Records shown
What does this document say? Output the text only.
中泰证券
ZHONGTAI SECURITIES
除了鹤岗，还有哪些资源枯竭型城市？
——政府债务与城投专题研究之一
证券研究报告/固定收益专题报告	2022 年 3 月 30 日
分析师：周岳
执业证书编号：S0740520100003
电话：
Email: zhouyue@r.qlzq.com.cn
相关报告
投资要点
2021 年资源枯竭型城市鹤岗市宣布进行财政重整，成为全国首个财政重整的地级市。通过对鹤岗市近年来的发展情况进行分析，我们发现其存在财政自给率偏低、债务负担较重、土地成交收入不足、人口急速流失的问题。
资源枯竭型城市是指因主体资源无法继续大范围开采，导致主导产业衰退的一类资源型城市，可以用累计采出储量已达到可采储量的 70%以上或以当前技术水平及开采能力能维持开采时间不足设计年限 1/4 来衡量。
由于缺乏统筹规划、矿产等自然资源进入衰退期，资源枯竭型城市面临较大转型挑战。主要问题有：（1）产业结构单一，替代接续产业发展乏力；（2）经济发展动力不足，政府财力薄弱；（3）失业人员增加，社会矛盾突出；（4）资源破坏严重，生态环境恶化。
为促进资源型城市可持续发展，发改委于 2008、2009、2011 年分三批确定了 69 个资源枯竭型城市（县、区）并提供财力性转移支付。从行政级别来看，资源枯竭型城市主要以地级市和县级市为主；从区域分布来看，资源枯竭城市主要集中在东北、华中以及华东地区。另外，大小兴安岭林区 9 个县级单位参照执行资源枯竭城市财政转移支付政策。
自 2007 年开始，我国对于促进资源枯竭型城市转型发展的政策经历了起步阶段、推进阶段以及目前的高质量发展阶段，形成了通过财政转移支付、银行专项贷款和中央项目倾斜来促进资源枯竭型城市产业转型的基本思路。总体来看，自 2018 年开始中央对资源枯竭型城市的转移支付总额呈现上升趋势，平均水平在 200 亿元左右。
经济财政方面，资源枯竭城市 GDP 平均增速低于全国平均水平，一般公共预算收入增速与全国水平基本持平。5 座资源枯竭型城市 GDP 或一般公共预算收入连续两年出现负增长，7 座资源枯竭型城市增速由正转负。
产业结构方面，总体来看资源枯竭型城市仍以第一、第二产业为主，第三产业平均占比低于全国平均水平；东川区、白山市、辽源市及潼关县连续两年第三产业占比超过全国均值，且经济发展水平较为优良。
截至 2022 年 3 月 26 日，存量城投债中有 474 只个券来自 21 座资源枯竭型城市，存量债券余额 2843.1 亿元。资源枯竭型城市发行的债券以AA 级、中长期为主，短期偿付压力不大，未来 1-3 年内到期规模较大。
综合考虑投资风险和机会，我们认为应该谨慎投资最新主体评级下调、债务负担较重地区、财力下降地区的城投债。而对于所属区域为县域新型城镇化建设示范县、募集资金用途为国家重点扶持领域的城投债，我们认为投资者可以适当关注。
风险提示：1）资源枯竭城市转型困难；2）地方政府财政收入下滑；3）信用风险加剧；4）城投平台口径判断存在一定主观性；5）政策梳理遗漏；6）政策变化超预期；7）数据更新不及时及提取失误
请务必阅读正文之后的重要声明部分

Problem to solve
Output the records above in their entirety, exactly.

The response
What does this document say? Output the text only.
中泰证券
ZHONGTAI SECURITIES
除了鹤岗，还有哪些资源枯竭型城市？
——政府债务与城投专题研究之一
证券研究报告/固定收益专题报告	2022 年 3 月 30 日
分析师：周岳
执业证书编号：S0740520100003
电话：
Email: zhouyue@r.qlzq.com.cn
相关报告
投资要点
2021 年资源枯竭型城市鹤岗市宣布进行财政重整，成为全国首个财政重整的地级市。通过对鹤岗市近年来的发展情况进行分析，我们发现其存在财政自给率偏低、债务负担较重、土地成交收入不足、人口急速流失的问题。
资源枯竭型城市是指因主体资源无法继续大范围开采，导致主导产业衰退的一类资源型城市，可以用累计采出储量已达到可采储量的 70%以上或以当前技术水平及开采能力能维持开采时间不足设计年限 1/4 来衡量。
由于缺乏统筹规划、矿产等自然资源进入衰退期，资源枯竭型城市面临较大转型挑战。主要问题有：（1）产业结构单一，替代接续产业发展乏力；（2）经济发展动力不足，政府财力薄弱；（3）失业人员增加，社会矛盾突出；（4）资源破坏严重，生态环境恶化。
为促进资源型城市可持续发展，发改委于 2008、2009、2011 年分三批确定了 69 个资源枯竭型城市（县、区）并提供财力性转移支付。从行政级别来看，资源枯竭型城市主要以地级市和县级市为主；从区域分布来看，资源枯竭城市主要集中在东北、华中以及华东地区。另外，大小兴安岭林区 9 个县级单位参照执行资源枯竭城市财政转移支付政策。
自 2007 年开始，我国对于促进资源枯竭型城市转型发展的政策经历了起步阶段、推进阶段以及目前的高质量发展阶段，形成了通过财政转移支付、银行专项贷款和中央项目倾斜来促进资源枯竭型城市产业转型的基本思路。总体来看，自 2018 年开始中央对资源枯竭型城市的转移支付总额呈现上升趋势，平均水平在 200 亿元左右。
经济财政方面，资源枯竭城市 GDP 平均增速低于全国平均水平，一般公共预算收入增速与全国水平基本持平。5 座资源枯竭型城市 GDP 或一般公共预算收入连续两年出现负增长，7 座资源枯竭型城市增速由正转负。
产业结构方面，总体来看资源枯竭型城市仍以第一、第二产业为主，第三产业平均占比低于全国平均水平；东川区、白山市、辽源市及潼关县连续两年第三产业占比超过全国均值，且经济发展水平较为优良。
截至 2022 年 3 月 26 日，存量城投债中有 474 只个券来自 21 座资源枯竭型城市，存量债券余额 2843.1 亿元。资源枯竭型城市发行的债券以AA 级、中长期为主，短期偿付压力不大，未来 1-3 年内到期规模较大。
综合考虑投资风险和机会，我们认为应该谨慎投资最新主体评级下调、债务负担较重地区、财力下降地区的城投债。而对于所属区域为县域新型城镇化建设示范县、募集资金用途为国家重点扶持领域的城投债，我们认为投资者可以适当关注。
风险提示：1）资源枯竭城市转型困难；2）地方政府财政收入下滑；3）信用风险加剧；4）城投平台口径判断存在一定主观性；5）政策梳理遗漏；6）政策变化超预期；7）数据更新不及时及提取失误
请务必阅读正文之后的重要声明部分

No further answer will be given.